(Data items)
::::::::::
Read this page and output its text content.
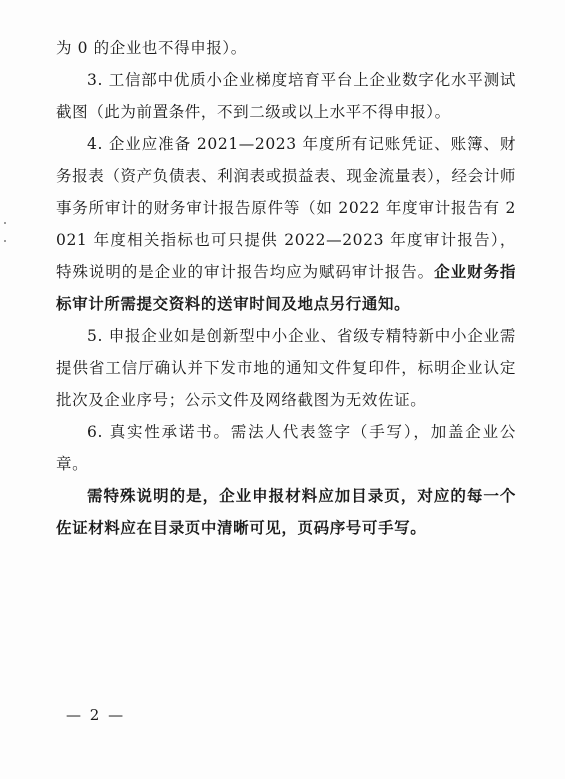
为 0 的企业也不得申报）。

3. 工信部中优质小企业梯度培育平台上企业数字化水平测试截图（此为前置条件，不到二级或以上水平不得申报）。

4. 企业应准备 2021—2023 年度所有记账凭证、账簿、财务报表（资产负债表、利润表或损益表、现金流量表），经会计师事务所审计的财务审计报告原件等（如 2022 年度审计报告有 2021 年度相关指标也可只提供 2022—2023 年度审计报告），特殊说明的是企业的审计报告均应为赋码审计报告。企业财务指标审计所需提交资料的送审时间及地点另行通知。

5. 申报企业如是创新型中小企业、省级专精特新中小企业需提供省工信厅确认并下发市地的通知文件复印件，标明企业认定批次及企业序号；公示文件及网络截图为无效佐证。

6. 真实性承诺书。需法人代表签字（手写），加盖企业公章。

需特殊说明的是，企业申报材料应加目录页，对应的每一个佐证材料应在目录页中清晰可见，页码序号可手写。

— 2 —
::::::::::
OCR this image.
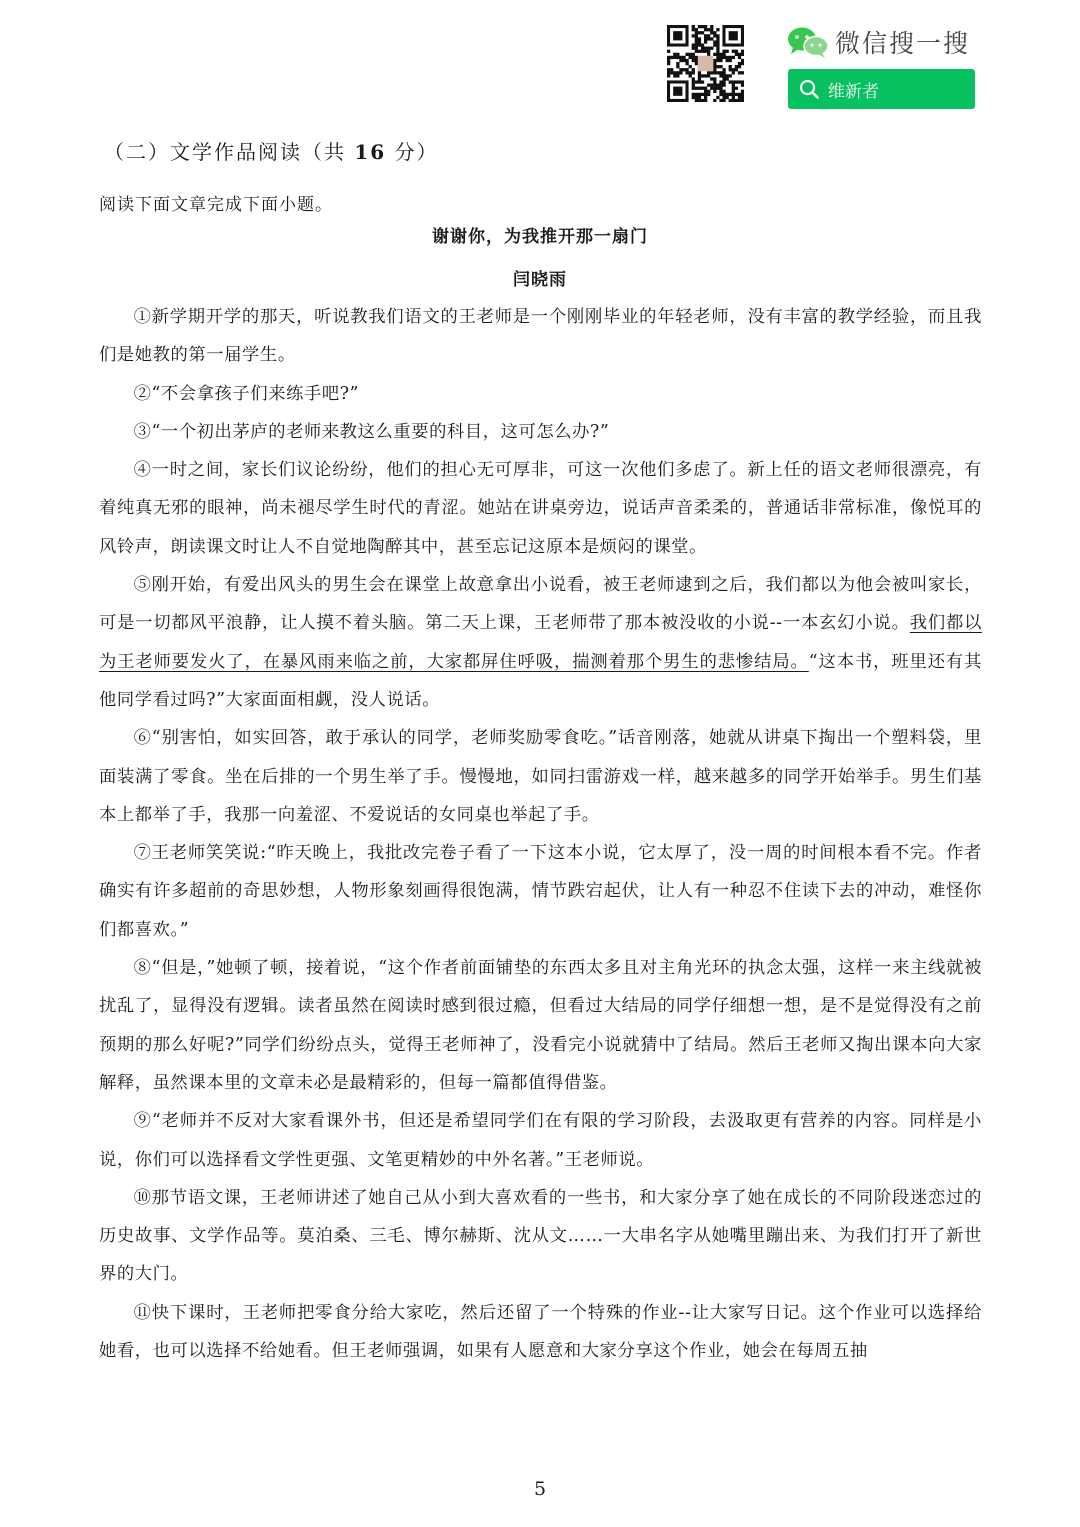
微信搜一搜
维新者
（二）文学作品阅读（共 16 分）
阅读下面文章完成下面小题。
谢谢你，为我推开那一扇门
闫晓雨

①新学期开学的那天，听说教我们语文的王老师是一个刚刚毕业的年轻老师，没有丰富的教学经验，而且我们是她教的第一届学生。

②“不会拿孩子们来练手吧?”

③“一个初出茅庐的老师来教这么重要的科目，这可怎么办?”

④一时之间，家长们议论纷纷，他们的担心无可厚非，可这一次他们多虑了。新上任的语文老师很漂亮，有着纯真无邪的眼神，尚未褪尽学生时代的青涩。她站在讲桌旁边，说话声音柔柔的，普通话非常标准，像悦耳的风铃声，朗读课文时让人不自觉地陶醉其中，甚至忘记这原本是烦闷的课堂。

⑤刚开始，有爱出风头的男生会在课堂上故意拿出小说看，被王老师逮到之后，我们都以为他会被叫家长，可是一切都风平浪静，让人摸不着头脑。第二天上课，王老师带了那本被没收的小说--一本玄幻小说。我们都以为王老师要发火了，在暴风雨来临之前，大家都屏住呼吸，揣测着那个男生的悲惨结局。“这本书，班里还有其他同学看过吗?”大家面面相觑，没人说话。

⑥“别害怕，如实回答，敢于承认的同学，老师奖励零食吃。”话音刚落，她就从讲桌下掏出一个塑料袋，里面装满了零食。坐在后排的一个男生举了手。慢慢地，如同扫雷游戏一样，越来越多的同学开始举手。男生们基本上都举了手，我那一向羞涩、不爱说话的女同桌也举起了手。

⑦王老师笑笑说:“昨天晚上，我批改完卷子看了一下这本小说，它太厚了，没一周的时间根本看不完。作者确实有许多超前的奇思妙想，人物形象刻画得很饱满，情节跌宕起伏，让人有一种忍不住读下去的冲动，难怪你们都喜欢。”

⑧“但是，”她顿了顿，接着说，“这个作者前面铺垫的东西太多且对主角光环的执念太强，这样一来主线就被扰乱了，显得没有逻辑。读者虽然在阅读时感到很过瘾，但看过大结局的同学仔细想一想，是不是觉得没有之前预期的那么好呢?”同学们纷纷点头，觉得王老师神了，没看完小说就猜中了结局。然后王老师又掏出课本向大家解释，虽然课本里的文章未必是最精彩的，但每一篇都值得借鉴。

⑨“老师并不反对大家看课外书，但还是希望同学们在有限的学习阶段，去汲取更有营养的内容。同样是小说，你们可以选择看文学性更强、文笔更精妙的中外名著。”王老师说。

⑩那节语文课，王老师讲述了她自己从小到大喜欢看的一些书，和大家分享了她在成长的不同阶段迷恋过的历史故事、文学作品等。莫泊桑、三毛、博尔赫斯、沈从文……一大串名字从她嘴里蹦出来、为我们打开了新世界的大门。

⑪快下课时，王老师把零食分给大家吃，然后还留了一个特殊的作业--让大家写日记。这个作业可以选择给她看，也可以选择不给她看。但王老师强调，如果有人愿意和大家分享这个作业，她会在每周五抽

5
::::::::::
- _Prompt_
Show the lines of the records that contain the word "this".

- _Solution to the exercise_
Read this page and output its text content.
OCR this image.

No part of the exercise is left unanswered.